** BEGIN **

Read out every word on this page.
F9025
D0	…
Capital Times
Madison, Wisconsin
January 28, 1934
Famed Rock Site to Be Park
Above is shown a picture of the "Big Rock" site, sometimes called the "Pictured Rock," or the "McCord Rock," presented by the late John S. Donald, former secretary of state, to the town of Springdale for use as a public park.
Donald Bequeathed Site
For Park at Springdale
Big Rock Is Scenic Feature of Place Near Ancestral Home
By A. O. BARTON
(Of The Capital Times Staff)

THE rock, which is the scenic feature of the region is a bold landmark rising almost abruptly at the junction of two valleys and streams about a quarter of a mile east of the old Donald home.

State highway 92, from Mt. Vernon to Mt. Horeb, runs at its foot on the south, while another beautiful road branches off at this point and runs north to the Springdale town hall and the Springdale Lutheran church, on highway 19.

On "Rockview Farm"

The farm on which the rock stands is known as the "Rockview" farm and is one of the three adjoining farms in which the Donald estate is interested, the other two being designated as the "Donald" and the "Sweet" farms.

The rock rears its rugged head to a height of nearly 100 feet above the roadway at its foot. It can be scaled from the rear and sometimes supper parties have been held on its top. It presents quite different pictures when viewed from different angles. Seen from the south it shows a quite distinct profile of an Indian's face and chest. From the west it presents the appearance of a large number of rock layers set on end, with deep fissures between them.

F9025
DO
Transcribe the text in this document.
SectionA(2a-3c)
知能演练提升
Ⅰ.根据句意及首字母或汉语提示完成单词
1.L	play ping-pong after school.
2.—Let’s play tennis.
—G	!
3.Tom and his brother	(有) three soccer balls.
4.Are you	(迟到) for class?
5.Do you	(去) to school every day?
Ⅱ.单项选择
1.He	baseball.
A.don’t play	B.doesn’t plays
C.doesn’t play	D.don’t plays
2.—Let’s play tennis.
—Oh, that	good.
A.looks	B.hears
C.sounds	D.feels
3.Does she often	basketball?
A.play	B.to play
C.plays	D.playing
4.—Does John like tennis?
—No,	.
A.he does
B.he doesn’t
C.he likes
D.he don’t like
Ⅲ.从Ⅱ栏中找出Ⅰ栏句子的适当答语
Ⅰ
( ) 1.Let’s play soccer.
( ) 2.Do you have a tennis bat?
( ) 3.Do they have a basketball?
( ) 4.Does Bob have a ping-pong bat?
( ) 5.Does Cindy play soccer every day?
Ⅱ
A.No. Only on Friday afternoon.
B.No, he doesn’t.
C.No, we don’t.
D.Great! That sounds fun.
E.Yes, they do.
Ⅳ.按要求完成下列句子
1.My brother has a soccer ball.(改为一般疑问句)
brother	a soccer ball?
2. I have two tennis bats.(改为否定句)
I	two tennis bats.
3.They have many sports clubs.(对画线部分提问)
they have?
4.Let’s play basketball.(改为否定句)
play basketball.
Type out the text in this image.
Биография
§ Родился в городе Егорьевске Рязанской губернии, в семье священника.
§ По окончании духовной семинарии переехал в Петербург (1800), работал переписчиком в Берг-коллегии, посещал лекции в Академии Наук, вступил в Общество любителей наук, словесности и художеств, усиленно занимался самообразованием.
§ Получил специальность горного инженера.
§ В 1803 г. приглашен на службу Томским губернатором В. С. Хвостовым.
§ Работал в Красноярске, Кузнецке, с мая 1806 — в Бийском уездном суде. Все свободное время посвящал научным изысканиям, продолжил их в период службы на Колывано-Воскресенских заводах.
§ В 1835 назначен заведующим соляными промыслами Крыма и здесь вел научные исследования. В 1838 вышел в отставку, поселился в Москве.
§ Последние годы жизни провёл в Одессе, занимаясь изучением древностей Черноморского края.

** END **

EXERCISE INSTRUCTIONS: From the line containing "Type out the text in this image." through the closing line of the material above, return every line exactly and omit all others.

CORRECT ANSWER:
Type out the text in this image.
Биография
§ Родился в городе Егорьевске Рязанской губернии, в семье священника.
§ По окончании духовной семинарии переехал в Петербург (1800), работал переписчиком в Берг-коллегии, посещал лекции в Академии Наук, вступил в Общество любителей наук, словесности и художеств, усиленно занимался самообразованием.
§ Получил специальность горного инженера.
§ В 1803 г. приглашен на службу Томским губернатором В. С. Хвостовым.
§ Работал в Красноярске, Кузнецке, с мая 1806 — в Бийском уездном суде. Все свободное время посвящал научным изысканиям, продолжил их в период службы на Колывано-Воскресенских заводах.
§ В 1835 назначен заведующим соляными промыслами Крыма и здесь вел научные исследования. В 1838 вышел в отставку, поселился в Москве.
§ Последние годы жизни провёл в Одессе, занимаясь изучением древностей Черноморского края.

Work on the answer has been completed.